Prompt = An exact copy of every record is needed.

Items from a dataset:
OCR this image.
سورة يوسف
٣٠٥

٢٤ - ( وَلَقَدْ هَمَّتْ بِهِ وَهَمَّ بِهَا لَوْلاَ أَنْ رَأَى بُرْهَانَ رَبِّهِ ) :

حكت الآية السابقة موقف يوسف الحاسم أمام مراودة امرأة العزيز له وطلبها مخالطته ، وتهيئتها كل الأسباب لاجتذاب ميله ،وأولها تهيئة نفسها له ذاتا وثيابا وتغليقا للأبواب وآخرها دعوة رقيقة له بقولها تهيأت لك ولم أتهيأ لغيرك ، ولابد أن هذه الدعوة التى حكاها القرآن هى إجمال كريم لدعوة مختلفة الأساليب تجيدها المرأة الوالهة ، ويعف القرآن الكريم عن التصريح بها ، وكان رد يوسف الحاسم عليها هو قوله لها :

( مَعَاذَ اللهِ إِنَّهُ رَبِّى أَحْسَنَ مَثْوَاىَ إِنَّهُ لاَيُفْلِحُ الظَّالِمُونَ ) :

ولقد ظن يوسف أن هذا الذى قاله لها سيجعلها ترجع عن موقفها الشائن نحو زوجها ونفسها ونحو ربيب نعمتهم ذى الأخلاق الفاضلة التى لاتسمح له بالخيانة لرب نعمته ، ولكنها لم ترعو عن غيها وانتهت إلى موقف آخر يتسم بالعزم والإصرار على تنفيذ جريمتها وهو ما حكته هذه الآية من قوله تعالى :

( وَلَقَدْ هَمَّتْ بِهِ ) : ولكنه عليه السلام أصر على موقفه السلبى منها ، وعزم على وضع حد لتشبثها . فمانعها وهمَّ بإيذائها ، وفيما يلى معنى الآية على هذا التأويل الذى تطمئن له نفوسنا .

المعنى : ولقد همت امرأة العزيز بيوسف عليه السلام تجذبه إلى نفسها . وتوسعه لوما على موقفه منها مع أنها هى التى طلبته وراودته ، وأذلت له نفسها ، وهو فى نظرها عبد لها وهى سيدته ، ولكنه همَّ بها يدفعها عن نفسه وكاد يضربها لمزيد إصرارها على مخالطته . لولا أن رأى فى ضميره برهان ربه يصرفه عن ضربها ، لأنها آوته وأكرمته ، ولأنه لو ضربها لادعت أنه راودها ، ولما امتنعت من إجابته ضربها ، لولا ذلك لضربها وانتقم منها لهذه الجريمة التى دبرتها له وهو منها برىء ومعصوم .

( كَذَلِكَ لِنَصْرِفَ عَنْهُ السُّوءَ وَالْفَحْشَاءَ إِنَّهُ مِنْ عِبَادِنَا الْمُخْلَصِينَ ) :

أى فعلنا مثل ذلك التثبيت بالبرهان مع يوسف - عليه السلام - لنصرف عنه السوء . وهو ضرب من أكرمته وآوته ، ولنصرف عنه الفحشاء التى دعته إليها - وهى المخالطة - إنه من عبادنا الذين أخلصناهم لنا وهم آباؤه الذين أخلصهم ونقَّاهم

Task result =
OCR this image.
سورة يوسف
٣٠٥

٢٤ - ( وَلَقَدْ هَمَّتْ بِهِ وَهَمَّ بِهَا لَوْلاَ أَنْ رَأَى بُرْهَانَ رَبِّهِ ) :

حكت الآية السابقة موقف يوسف الحاسم أمام مراودة امرأة العزيز له وطلبها مخالطته ، وتهيئتها كل الأسباب لاجتذاب ميله ،وأولها تهيئة نفسها له ذاتا وثيابا وتغليقا للأبواب وآخرها دعوة رقيقة له بقولها تهيأت لك ولم أتهيأ لغيرك ، ولابد أن هذه الدعوة التى حكاها القرآن هى إجمال كريم لدعوة مختلفة الأساليب تجيدها المرأة الوالهة ، ويعف القرآن الكريم عن التصريح بها ، وكان رد يوسف الحاسم عليها هو قوله لها :

( مَعَاذَ اللهِ إِنَّهُ رَبِّى أَحْسَنَ مَثْوَاىَ إِنَّهُ لاَيُفْلِحُ الظَّالِمُونَ ) :

ولقد ظن يوسف أن هذا الذى قاله لها سيجعلها ترجع عن موقفها الشائن نحو زوجها ونفسها ونحو ربيب نعمتهم ذى الأخلاق الفاضلة التى لاتسمح له بالخيانة لرب نعمته ، ولكنها لم ترعو عن غيها وانتهت إلى موقف آخر يتسم بالعزم والإصرار على تنفيذ جريمتها وهو ما حكته هذه الآية من قوله تعالى :

( وَلَقَدْ هَمَّتْ بِهِ ) : ولكنه عليه السلام أصر على موقفه السلبى منها ، وعزم على وضع حد لتشبثها . فمانعها وهمَّ بإيذائها ، وفيما يلى معنى الآية على هذا التأويل الذى تطمئن له نفوسنا .

المعنى : ولقد همت امرأة العزيز بيوسف عليه السلام تجذبه إلى نفسها . وتوسعه لوما على موقفه منها مع أنها هى التى طلبته وراودته ، وأذلت له نفسها ، وهو فى نظرها عبد لها وهى سيدته ، ولكنه همَّ بها يدفعها عن نفسه وكاد يضربها لمزيد إصرارها على مخالطته . لولا أن رأى فى ضميره برهان ربه يصرفه عن ضربها ، لأنها آوته وأكرمته ، ولأنه لو ضربها لادعت أنه راودها ، ولما امتنعت من إجابته ضربها ، لولا ذلك لضربها وانتقم منها لهذه الجريمة التى دبرتها له وهو منها برىء ومعصوم .

( كَذَلِكَ لِنَصْرِفَ عَنْهُ السُّوءَ وَالْفَحْشَاءَ إِنَّهُ مِنْ عِبَادِنَا الْمُخْلَصِينَ ) :

أى فعلنا مثل ذلك التثبيت بالبرهان مع يوسف - عليه السلام - لنصرف عنه السوء . وهو ضرب من أكرمته وآوته ، ولنصرف عنه الفحشاء التى دعته إليها - وهى المخالطة - إنه من عبادنا الذين أخلصناهم لنا وهم آباؤه الذين أخلصهم ونقَّاهم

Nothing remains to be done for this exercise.